• **Exercise task**
List each line in which the string "окончаний" appears.

• **Data rows**

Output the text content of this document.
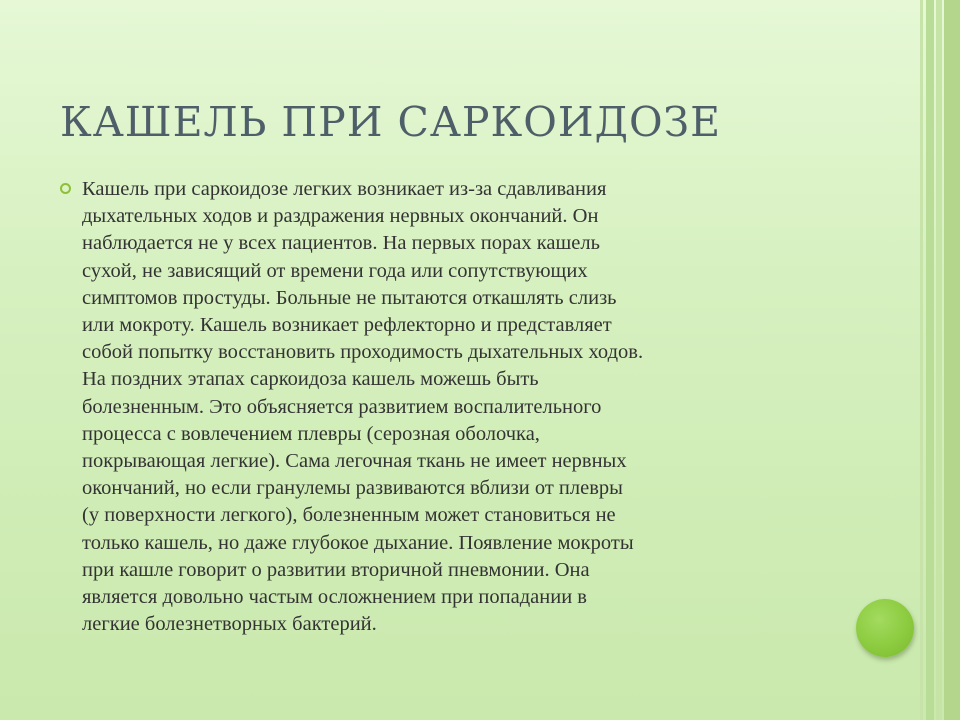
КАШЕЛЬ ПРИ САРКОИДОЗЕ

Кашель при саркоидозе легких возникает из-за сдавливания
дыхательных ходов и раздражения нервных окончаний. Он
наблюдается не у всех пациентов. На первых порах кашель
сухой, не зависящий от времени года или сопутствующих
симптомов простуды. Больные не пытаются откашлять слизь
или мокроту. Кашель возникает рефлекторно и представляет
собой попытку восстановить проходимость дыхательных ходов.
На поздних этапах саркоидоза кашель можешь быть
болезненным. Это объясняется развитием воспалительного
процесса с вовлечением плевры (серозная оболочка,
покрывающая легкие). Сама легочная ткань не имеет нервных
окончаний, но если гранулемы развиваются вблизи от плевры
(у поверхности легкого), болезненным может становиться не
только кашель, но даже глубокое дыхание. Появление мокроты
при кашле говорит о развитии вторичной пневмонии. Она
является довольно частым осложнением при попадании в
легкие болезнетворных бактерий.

* * *

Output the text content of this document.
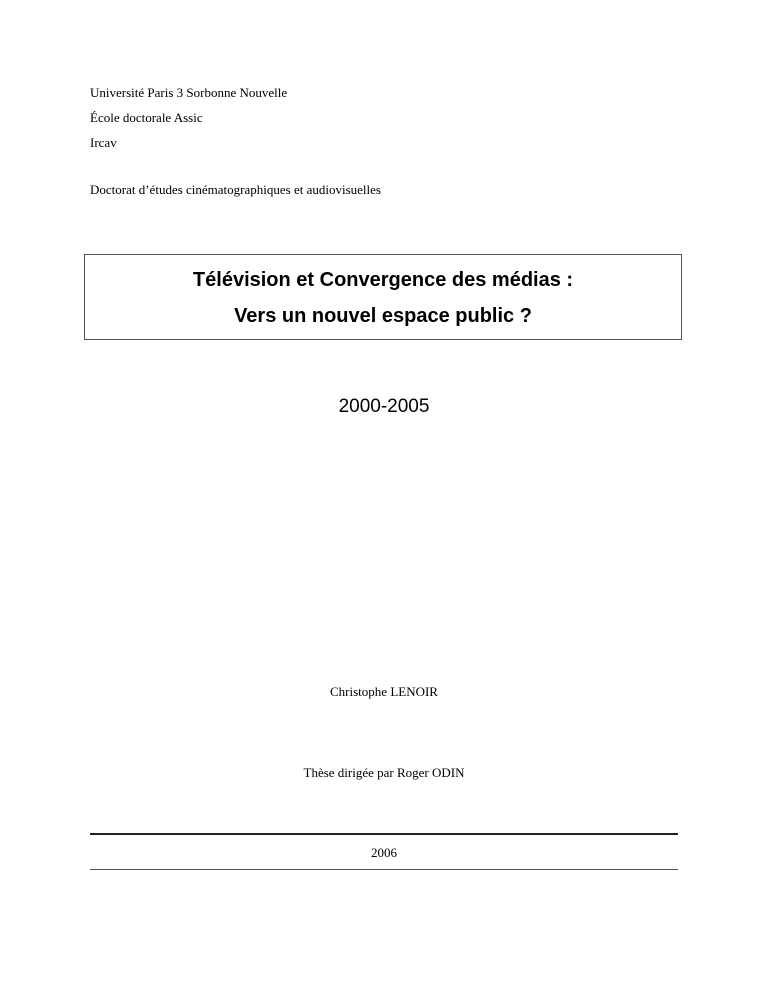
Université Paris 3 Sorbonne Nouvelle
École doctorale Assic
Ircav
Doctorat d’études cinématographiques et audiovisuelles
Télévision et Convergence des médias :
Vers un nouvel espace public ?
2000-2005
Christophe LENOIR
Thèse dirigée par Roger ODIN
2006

• **Finished exercise**
дыхательных ходов и раздражения нервных окончаний. Он
окончаний, но если гранулемы развиваются вблизи от плевры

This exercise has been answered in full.